**Task to carry out**
Gather, from the data below, each line in which the word "鸿运当头" occurs.

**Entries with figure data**

========

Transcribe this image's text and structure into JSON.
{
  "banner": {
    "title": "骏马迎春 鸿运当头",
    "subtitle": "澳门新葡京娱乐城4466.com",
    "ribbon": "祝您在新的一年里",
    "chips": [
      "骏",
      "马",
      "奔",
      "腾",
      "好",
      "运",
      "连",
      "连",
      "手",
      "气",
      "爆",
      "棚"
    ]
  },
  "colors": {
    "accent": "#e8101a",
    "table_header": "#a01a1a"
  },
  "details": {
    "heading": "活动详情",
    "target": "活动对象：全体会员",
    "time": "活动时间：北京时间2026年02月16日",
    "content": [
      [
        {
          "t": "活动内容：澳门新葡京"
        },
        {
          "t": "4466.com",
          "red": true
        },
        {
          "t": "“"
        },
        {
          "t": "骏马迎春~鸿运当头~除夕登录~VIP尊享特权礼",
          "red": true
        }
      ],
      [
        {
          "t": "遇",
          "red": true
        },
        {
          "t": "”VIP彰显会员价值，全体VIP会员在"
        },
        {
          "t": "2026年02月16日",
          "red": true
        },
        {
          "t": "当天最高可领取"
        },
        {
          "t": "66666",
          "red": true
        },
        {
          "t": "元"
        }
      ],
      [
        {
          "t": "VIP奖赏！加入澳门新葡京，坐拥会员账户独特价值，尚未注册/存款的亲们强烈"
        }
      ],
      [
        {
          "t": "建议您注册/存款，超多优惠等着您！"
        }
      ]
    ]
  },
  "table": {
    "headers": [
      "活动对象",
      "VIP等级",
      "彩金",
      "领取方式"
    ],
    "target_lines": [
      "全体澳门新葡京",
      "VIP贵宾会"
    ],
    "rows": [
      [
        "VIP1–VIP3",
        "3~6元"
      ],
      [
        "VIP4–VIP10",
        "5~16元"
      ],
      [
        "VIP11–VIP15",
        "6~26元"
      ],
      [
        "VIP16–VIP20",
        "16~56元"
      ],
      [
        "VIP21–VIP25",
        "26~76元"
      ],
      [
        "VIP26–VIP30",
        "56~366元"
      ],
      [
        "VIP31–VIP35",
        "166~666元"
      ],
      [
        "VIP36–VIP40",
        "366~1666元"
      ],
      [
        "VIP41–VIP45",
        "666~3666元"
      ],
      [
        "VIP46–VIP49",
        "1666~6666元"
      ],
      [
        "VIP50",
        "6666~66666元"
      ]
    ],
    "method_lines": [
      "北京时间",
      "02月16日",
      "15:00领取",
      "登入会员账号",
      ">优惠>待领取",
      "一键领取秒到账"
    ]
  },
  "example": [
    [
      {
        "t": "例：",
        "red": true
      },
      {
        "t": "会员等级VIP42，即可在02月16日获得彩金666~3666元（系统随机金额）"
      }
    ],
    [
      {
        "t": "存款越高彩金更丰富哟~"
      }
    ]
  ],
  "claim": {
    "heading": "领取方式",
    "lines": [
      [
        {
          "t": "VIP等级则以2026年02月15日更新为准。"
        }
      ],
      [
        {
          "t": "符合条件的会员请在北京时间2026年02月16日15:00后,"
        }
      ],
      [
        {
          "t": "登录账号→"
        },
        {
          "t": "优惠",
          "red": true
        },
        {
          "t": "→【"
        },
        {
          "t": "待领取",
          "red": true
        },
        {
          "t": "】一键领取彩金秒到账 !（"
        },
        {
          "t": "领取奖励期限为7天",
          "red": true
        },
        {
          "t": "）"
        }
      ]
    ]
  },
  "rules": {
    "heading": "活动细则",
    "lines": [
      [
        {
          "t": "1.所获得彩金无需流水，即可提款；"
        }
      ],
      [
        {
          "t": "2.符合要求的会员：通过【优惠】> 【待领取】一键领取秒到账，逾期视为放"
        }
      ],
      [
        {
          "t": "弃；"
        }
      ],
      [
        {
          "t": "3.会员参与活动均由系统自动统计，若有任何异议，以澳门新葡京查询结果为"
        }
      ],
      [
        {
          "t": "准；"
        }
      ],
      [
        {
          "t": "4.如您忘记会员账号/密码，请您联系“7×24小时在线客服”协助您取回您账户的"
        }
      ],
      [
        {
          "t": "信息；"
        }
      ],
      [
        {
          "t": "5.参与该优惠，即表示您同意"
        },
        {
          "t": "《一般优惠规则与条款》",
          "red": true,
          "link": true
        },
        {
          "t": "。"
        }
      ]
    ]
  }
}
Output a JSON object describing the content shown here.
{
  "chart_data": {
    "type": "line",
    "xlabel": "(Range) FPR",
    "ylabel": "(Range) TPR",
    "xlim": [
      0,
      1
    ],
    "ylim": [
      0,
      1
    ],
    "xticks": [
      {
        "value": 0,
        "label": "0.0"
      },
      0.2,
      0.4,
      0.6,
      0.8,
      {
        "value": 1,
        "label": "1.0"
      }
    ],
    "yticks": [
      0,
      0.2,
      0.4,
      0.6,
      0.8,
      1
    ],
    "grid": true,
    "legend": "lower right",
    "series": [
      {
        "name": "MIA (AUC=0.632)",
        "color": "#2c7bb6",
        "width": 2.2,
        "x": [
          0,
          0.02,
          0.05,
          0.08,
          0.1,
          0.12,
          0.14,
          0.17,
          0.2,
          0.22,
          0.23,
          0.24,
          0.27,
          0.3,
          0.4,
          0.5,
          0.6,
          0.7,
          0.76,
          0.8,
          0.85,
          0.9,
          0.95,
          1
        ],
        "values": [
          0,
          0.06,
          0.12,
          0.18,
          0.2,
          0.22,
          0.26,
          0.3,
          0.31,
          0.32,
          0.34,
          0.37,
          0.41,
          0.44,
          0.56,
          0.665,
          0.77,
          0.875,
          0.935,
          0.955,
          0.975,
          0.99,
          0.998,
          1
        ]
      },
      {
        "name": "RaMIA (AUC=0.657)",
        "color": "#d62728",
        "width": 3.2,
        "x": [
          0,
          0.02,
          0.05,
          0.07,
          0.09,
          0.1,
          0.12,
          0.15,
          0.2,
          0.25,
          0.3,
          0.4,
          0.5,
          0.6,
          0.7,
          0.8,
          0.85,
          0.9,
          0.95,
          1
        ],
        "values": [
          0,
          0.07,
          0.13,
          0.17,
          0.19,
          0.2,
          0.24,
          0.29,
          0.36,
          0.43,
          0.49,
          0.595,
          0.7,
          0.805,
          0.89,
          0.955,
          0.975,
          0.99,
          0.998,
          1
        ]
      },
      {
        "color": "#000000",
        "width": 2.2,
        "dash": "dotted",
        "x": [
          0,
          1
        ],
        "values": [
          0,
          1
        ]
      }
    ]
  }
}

========

**Solution for this problem**
    "title": "骏马迎春 鸿运当头",
          "t": "骏马迎春~鸿运当头~除夕登录~VIP尊享特权礼",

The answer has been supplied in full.